⟨

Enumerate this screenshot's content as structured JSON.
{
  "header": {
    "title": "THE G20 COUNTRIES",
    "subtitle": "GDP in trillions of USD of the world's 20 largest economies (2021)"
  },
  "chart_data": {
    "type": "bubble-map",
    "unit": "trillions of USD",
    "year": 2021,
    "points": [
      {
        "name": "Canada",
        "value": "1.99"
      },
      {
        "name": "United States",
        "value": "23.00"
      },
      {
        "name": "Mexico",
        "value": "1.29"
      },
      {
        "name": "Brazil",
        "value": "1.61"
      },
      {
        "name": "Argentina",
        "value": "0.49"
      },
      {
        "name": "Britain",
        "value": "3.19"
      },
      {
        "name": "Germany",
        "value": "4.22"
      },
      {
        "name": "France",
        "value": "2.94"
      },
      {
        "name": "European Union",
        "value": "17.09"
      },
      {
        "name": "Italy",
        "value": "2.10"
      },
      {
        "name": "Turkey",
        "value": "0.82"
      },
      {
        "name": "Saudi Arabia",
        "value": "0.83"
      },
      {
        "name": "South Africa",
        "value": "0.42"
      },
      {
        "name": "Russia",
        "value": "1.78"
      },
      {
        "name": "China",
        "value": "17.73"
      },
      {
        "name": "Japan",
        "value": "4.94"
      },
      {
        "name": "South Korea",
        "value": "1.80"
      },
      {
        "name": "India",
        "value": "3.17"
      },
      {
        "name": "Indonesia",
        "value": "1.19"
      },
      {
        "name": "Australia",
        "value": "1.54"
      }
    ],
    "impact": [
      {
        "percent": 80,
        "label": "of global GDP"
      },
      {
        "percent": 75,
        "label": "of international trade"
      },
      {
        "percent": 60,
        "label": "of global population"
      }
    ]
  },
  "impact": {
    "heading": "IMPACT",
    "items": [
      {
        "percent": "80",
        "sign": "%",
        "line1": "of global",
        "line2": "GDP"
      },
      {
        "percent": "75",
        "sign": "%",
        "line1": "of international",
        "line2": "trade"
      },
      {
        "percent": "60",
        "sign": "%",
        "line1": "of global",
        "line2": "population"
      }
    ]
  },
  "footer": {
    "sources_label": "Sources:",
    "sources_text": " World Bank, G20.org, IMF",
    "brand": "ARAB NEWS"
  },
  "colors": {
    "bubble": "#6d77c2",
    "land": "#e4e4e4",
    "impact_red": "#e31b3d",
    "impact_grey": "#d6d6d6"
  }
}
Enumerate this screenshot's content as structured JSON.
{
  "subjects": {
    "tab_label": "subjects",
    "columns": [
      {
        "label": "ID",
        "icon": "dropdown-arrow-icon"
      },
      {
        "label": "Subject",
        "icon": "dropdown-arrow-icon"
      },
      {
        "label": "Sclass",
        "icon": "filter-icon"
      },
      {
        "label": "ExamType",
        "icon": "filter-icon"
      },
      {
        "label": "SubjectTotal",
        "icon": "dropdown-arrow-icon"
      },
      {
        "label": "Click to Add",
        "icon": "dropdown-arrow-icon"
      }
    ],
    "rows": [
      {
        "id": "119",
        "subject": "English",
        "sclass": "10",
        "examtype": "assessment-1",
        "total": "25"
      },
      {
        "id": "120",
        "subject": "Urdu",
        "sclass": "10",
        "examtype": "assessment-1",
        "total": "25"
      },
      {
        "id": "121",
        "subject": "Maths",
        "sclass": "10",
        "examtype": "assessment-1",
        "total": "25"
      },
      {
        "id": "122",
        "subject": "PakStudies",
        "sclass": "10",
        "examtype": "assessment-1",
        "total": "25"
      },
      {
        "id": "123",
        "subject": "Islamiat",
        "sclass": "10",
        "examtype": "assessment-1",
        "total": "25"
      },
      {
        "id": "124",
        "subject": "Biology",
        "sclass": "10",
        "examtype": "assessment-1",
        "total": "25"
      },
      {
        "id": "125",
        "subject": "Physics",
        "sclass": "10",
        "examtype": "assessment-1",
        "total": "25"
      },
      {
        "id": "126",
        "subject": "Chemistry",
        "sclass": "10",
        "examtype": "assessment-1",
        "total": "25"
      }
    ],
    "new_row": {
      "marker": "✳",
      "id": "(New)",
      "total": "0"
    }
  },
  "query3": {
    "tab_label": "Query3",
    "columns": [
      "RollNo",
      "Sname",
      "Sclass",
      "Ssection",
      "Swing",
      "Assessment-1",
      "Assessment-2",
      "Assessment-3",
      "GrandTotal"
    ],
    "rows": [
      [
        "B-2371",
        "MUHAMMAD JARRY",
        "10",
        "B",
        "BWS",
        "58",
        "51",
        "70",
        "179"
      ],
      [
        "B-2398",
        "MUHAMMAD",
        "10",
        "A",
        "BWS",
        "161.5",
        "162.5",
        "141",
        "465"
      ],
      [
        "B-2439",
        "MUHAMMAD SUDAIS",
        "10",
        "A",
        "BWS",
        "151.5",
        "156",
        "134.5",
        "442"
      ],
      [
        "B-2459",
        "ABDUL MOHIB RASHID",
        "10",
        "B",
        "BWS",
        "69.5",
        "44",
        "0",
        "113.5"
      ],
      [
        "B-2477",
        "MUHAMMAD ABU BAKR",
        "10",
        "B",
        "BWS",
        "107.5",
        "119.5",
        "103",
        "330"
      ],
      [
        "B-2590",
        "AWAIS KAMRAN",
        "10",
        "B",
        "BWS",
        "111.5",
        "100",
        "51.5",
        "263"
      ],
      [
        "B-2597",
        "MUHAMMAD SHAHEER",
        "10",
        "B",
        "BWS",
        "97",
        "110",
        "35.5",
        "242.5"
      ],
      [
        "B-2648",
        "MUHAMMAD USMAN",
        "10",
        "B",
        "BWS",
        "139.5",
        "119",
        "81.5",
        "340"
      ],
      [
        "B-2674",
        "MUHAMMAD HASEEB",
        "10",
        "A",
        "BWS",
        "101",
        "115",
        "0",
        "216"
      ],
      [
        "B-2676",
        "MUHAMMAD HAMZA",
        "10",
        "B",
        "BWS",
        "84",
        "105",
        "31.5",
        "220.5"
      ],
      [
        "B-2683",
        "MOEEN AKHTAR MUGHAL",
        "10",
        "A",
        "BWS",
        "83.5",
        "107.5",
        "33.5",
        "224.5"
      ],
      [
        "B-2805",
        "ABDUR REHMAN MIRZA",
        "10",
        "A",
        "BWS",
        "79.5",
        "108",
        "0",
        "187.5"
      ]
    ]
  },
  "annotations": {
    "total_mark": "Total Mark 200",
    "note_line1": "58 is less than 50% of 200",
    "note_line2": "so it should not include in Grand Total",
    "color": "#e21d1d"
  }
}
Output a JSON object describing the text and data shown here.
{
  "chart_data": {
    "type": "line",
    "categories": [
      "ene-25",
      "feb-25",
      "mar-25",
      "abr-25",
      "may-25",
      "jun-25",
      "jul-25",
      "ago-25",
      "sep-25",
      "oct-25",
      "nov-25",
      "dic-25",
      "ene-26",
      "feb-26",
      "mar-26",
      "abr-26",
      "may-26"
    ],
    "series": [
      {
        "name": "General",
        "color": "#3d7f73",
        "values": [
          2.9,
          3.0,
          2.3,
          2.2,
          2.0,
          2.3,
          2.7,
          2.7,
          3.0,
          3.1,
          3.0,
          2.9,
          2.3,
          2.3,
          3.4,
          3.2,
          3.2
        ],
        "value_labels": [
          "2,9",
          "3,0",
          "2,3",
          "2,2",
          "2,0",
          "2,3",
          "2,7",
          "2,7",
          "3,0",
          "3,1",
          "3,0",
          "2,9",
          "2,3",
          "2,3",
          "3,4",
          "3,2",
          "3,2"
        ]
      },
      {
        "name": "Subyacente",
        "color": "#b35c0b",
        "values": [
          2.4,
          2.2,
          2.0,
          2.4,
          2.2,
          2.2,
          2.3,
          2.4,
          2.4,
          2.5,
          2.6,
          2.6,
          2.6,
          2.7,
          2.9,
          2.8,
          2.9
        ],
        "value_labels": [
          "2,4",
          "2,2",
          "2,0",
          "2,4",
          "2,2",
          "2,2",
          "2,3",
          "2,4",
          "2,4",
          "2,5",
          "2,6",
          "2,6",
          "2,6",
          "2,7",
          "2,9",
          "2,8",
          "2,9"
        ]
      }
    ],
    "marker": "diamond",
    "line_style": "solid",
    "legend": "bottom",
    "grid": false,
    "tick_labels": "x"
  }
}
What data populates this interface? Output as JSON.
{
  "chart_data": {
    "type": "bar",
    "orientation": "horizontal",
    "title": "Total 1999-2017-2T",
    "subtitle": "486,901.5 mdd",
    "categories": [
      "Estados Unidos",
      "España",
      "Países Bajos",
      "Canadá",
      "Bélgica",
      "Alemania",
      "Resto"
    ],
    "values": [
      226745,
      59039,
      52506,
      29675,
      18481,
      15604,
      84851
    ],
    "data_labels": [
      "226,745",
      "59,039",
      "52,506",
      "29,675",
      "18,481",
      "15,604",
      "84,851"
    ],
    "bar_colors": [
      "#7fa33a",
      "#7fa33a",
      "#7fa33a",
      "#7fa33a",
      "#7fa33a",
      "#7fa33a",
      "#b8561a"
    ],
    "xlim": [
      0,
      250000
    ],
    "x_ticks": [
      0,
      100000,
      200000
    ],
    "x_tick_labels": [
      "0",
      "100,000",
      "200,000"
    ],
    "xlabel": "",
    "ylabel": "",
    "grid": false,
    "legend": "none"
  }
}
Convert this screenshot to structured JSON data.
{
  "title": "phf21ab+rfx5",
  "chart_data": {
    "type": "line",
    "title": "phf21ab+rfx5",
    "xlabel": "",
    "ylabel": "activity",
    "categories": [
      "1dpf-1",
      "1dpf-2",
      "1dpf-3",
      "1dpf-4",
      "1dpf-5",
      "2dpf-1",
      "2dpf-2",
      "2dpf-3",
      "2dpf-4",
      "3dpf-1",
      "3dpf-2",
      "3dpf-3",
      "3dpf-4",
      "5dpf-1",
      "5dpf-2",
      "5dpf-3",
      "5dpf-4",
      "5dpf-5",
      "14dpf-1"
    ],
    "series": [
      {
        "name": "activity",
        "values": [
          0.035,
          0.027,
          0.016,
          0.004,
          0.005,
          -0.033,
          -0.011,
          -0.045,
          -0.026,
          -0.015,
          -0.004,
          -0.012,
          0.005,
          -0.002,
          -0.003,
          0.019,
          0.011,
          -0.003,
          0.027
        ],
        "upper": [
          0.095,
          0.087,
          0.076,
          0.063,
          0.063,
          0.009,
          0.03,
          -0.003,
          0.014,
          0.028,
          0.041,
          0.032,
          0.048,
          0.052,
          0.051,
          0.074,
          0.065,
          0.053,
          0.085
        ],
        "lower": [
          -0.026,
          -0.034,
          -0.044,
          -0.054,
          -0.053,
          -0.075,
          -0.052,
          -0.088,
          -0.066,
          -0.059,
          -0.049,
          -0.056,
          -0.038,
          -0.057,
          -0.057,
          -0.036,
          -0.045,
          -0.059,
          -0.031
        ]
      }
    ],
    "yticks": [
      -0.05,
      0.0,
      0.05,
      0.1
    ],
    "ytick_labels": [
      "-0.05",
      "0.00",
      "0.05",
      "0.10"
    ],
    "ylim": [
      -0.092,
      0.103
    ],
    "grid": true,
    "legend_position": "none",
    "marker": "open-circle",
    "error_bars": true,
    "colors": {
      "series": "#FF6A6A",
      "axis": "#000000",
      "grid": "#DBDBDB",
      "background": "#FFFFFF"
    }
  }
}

⟩

#### [Task]
Scan the data above; copy every line where "trade" appears.

#### [Response to the exercise]
        "label": "of international trade"
        "line2": "trade"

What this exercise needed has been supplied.